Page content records
::::::::
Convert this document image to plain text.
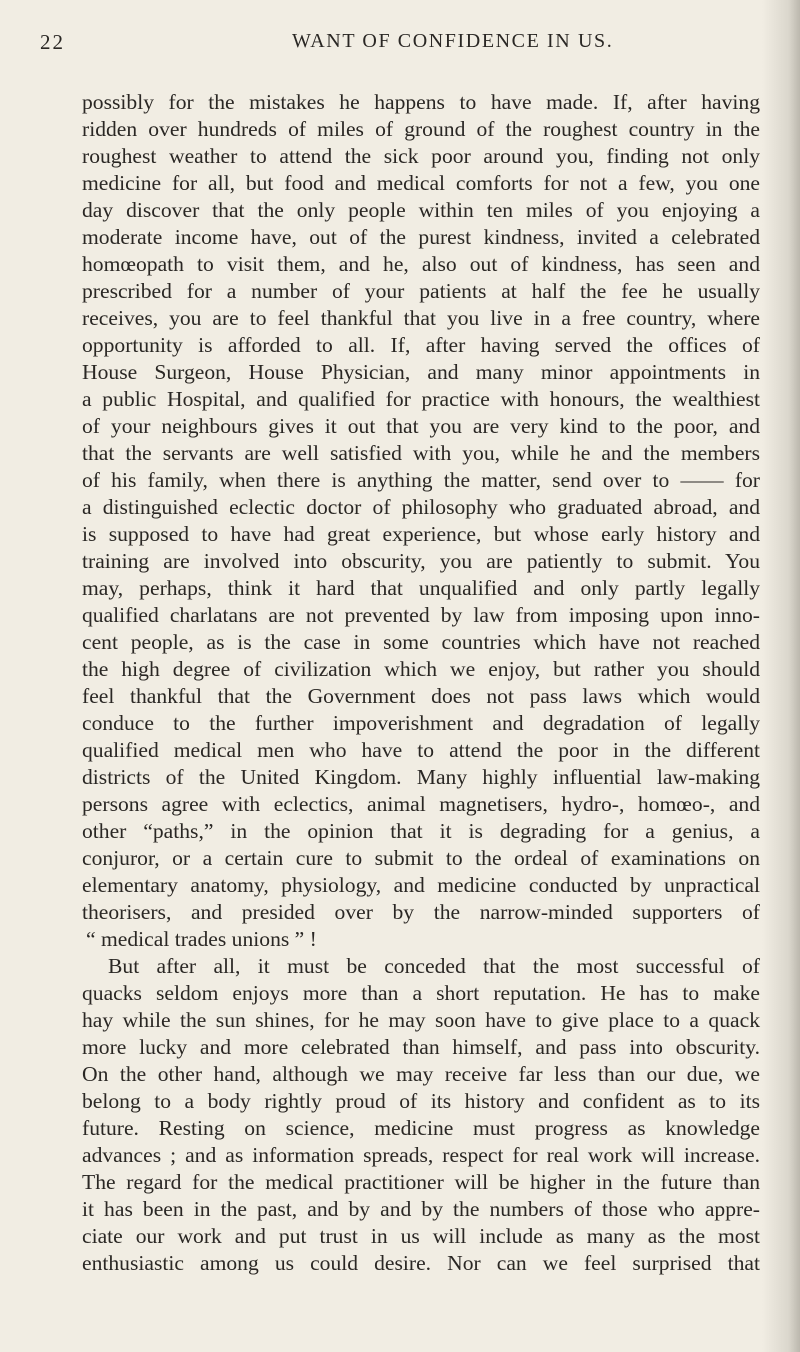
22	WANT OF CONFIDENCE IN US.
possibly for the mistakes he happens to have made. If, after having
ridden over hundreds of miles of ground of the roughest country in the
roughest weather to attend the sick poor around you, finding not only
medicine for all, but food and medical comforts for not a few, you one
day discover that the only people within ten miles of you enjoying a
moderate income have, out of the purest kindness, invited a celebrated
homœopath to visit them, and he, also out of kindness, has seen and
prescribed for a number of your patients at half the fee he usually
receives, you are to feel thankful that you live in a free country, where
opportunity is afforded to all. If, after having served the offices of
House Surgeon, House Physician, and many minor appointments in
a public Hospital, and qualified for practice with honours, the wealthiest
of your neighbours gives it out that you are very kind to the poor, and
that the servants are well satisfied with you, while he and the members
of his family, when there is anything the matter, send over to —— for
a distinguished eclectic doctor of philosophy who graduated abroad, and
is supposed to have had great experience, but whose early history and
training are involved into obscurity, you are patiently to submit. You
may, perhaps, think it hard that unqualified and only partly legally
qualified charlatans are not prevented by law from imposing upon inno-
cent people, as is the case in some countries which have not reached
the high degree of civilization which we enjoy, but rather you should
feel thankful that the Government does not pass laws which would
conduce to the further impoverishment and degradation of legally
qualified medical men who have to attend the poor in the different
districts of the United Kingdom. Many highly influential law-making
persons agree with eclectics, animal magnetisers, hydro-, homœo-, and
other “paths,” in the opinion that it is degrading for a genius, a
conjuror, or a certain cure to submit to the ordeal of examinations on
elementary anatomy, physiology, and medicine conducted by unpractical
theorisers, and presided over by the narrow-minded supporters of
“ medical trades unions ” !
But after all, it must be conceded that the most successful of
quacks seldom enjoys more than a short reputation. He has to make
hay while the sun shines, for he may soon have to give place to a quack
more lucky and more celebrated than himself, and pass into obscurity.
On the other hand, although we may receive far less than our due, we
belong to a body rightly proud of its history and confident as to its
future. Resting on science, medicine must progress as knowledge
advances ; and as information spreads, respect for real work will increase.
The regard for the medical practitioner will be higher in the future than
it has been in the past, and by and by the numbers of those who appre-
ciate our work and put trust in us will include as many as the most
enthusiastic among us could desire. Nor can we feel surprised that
::::::::
• [What to produce] Please keep the pictures out and reproduce the records above exactly.

• [Written response]
Convert this document image to plain text.
22	WANT OF CONFIDENCE IN US.
possibly for the mistakes he happens to have made. If, after having
ridden over hundreds of miles of ground of the roughest country in the
roughest weather to attend the sick poor around you, finding not only
medicine for all, but food and medical comforts for not a few, you one
day discover that the only people within ten miles of you enjoying a
moderate income have, out of the purest kindness, invited a celebrated
homœopath to visit them, and he, also out of kindness, has seen and
prescribed for a number of your patients at half the fee he usually
receives, you are to feel thankful that you live in a free country, where
opportunity is afforded to all. If, after having served the offices of
House Surgeon, House Physician, and many minor appointments in
a public Hospital, and qualified for practice with honours, the wealthiest
of your neighbours gives it out that you are very kind to the poor, and
that the servants are well satisfied with you, while he and the members
of his family, when there is anything the matter, send over to —— for
a distinguished eclectic doctor of philosophy who graduated abroad, and
is supposed to have had great experience, but whose early history and
training are involved into obscurity, you are patiently to submit. You
may, perhaps, think it hard that unqualified and only partly legally
qualified charlatans are not prevented by law from imposing upon inno-
cent people, as is the case in some countries which have not reached
the high degree of civilization which we enjoy, but rather you should
feel thankful that the Government does not pass laws which would
conduce to the further impoverishment and degradation of legally
qualified medical men who have to attend the poor in the different
districts of the United Kingdom. Many highly influential law-making
persons agree with eclectics, animal magnetisers, hydro-, homœo-, and
other “paths,” in the opinion that it is degrading for a genius, a
conjuror, or a certain cure to submit to the ordeal of examinations on
elementary anatomy, physiology, and medicine conducted by unpractical
theorisers, and presided over by the narrow-minded supporters of
“ medical trades unions ” !
But after all, it must be conceded that the most successful of
quacks seldom enjoys more than a short reputation. He has to make
hay while the sun shines, for he may soon have to give place to a quack
more lucky and more celebrated than himself, and pass into obscurity.
On the other hand, although we may receive far less than our due, we
belong to a body rightly proud of its history and confident as to its
future. Resting on science, medicine must progress as knowledge
advances ; and as information spreads, respect for real work will increase.
The regard for the medical practitioner will be higher in the future than
it has been in the past, and by and by the numbers of those who appre-
ciate our work and put trust in us will include as many as the most
enthusiastic among us could desire. Nor can we feel surprised that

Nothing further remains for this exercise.